## [SHORT EXERCISE]
Copy every entry precisely.
┄┄┄┄┄┄
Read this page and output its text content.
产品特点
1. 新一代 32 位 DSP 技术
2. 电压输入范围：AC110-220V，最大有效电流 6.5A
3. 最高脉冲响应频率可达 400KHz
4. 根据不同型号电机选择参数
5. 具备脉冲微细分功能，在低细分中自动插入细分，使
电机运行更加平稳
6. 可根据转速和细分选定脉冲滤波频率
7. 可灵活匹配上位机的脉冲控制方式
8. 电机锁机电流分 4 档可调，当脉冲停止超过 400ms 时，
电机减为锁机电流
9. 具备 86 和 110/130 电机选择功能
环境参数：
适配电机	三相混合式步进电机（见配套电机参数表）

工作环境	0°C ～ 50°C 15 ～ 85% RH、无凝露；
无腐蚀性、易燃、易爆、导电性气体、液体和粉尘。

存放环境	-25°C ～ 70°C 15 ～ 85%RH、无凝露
┄┄┄┄┄┄
## [FINAL ANSWER]
Read this page and output its text content.
产品特点
1. 新一代 32 位 DSP 技术
2. 电压输入范围：AC110-220V，最大有效电流 6.5A
3. 最高脉冲响应频率可达 400KHz
4. 根据不同型号电机选择参数
5. 具备脉冲微细分功能，在低细分中自动插入细分，使
电机运行更加平稳
6. 可根据转速和细分选定脉冲滤波频率
7. 可灵活匹配上位机的脉冲控制方式
8. 电机锁机电流分 4 档可调，当脉冲停止超过 400ms 时，
电机减为锁机电流
9. 具备 86 和 110/130 电机选择功能
环境参数：
适配电机	三相混合式步进电机（见配套电机参数表）

工作环境	0°C ～ 50°C 15 ～ 85% RH、无凝露；
无腐蚀性、易燃、易爆、导电性气体、液体和粉尘。

存放环境	-25°C ～ 70°C 15 ～ 85%RH、无凝露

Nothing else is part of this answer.